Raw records
▼▼▼

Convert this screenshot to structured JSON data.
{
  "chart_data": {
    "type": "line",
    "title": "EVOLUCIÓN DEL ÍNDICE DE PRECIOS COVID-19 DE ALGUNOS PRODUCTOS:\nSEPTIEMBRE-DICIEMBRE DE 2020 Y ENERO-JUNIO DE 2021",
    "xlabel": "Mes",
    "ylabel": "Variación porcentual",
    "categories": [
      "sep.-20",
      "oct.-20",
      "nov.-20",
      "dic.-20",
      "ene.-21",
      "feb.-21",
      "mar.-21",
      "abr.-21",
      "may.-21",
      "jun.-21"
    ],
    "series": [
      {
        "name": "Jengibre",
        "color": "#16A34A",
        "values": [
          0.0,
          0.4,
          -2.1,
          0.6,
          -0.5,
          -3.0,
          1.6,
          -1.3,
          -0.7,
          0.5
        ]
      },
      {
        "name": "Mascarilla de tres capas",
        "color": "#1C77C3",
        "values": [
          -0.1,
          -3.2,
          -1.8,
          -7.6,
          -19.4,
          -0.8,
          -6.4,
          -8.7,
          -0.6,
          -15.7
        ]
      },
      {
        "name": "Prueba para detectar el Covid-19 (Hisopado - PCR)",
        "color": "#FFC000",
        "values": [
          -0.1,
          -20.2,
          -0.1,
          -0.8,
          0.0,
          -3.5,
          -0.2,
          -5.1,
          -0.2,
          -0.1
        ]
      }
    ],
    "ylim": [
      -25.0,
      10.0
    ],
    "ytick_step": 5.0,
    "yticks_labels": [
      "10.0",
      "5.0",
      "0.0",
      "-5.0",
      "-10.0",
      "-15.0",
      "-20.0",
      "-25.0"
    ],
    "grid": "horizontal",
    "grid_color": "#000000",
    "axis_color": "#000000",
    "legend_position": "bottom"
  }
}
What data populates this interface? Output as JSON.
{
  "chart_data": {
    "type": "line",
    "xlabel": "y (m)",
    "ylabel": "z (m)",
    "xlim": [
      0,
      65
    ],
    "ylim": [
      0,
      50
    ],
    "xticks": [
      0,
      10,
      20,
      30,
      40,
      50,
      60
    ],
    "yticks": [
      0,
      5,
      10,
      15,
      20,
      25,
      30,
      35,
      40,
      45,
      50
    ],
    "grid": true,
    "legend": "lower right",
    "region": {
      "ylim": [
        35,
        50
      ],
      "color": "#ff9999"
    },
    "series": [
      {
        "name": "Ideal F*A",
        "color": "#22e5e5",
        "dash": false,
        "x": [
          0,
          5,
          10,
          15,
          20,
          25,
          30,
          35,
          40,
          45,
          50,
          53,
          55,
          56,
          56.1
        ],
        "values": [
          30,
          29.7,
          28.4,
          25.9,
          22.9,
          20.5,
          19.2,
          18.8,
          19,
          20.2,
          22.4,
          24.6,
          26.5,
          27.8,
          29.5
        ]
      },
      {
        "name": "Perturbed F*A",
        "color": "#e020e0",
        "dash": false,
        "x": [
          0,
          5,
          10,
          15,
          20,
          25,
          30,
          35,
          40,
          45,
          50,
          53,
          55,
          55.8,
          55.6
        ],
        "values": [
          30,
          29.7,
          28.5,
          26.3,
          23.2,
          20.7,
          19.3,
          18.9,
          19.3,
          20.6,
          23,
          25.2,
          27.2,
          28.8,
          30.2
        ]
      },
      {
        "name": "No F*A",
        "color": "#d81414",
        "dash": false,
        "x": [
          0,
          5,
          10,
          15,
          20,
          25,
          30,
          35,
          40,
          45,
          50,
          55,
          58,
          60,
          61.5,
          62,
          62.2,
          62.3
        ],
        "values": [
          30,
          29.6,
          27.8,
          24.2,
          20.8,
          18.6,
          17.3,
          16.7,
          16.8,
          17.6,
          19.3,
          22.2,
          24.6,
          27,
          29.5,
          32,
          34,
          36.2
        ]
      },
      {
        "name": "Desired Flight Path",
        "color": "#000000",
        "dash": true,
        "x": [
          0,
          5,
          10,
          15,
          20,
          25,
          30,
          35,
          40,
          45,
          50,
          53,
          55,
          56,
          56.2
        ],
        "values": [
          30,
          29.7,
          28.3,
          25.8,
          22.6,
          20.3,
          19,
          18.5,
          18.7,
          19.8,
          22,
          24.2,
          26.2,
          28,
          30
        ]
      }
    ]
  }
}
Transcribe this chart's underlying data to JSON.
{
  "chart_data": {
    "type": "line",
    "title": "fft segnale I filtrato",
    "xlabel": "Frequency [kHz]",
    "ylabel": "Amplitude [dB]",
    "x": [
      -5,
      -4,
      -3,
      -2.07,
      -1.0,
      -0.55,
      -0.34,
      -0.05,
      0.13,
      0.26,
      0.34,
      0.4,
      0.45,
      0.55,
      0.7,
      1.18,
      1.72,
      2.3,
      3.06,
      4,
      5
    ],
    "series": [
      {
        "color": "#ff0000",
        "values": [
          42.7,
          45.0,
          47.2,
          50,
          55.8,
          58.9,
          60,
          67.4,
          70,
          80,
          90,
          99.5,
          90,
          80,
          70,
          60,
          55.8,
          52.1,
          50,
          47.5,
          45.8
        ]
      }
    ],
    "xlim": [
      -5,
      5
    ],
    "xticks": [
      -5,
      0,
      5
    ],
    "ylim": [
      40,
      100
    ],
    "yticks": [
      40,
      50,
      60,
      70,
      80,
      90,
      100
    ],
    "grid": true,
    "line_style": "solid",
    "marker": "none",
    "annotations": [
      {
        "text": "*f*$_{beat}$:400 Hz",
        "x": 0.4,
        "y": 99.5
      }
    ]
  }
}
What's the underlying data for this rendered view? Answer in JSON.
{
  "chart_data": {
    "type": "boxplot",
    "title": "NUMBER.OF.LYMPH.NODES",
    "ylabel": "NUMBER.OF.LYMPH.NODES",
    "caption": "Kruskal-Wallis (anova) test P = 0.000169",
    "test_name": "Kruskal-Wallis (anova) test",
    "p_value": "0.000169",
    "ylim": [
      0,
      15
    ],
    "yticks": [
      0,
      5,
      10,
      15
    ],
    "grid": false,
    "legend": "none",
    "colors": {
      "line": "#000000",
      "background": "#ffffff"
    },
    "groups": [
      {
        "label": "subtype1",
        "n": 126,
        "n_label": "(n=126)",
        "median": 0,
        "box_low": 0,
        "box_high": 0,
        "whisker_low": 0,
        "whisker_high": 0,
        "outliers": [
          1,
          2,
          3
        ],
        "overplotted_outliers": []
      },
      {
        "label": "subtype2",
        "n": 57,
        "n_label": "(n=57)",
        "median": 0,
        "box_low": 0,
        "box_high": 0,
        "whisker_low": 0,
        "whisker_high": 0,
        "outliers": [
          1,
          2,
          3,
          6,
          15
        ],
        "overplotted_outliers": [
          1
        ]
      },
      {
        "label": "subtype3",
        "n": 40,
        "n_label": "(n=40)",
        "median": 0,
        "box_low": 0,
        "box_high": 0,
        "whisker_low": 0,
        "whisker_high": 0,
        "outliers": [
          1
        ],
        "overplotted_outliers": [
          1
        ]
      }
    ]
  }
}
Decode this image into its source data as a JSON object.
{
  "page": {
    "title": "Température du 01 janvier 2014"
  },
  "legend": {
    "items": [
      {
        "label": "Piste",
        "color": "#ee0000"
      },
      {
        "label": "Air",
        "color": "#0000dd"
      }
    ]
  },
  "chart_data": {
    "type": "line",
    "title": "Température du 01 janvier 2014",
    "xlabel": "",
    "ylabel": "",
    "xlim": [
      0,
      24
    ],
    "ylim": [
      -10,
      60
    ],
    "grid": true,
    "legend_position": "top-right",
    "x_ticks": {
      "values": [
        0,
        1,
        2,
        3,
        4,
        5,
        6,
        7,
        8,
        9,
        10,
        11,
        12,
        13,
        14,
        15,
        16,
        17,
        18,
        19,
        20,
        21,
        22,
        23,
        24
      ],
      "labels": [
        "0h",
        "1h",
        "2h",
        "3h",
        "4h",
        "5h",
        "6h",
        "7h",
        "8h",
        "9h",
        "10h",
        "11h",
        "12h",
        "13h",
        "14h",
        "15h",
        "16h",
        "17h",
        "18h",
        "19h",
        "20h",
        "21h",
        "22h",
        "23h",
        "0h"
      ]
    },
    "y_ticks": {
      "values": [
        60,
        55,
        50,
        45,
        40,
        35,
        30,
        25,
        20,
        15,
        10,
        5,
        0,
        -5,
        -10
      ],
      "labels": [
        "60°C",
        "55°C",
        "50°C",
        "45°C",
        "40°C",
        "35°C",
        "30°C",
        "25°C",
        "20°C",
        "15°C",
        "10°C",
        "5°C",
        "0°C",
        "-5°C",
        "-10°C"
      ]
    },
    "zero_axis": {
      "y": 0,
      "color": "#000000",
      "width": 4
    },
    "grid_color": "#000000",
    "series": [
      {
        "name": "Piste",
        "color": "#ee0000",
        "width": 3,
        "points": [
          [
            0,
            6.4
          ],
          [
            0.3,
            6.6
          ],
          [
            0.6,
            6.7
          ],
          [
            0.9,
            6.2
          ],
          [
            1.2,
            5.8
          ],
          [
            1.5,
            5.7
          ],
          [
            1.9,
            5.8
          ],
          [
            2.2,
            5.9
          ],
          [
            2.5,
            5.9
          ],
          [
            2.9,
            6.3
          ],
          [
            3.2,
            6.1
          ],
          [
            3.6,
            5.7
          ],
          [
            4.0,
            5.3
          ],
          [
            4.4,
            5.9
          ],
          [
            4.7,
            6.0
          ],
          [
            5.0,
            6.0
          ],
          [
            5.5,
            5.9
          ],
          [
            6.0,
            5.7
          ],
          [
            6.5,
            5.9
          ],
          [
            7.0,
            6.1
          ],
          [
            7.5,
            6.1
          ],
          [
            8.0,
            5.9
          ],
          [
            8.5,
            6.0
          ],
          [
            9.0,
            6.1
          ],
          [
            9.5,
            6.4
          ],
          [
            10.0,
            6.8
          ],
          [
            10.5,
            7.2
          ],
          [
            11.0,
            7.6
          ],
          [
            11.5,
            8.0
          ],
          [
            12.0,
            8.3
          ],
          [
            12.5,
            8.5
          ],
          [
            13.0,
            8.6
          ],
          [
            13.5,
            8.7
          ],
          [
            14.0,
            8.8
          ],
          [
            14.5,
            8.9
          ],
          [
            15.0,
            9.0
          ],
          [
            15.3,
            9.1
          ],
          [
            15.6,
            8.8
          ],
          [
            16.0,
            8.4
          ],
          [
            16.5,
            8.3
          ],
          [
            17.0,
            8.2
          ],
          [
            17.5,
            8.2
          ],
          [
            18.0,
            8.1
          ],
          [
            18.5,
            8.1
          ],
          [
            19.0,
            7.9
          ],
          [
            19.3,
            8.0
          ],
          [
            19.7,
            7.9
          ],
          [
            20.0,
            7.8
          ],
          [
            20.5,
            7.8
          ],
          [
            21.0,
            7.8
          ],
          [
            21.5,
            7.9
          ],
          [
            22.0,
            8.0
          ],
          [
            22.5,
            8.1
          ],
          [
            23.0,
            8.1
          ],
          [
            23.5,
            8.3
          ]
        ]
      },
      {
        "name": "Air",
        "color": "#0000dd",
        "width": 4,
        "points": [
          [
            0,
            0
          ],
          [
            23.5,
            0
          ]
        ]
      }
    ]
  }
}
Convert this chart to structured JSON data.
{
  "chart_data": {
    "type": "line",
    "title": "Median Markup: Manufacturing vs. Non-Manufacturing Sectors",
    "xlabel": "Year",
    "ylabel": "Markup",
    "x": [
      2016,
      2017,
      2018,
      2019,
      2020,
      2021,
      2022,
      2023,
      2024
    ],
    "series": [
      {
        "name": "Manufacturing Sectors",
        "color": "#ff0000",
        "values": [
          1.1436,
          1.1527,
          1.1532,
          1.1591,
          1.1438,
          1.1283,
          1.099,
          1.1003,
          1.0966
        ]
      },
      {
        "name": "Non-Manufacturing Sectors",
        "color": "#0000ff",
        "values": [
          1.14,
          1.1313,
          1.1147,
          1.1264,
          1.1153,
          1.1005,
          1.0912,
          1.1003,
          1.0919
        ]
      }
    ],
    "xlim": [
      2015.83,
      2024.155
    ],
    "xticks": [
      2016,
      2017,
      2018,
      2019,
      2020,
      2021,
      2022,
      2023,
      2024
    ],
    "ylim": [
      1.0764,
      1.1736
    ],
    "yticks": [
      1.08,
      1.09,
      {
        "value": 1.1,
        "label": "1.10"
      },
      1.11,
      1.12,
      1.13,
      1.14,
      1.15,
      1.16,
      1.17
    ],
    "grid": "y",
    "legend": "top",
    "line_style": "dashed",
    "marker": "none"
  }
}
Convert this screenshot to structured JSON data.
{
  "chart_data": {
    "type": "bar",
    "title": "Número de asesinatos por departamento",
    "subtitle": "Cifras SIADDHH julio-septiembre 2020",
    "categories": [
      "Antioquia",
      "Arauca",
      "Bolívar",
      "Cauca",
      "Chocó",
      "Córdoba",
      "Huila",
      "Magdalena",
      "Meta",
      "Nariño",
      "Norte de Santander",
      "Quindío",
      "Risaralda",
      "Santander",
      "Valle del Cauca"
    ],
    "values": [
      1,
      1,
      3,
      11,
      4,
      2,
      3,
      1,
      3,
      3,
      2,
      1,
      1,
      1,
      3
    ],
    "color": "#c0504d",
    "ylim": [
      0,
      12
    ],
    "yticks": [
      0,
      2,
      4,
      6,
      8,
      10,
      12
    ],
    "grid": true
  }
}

▲▲▲

Problem to solve
Select all lines in the listing above where the word "this" appears, and show them.

Final result
Convert this screenshot to structured JSON data.
What data populates this interface? Output as JSON.
Transcribe this chart's underlying data to JSON.
What's the underlying data for this rendered view? Answer in JSON.
Decode this image into its source data as a JSON object.
Convert this chart to structured JSON data.
Convert this screenshot to structured JSON data.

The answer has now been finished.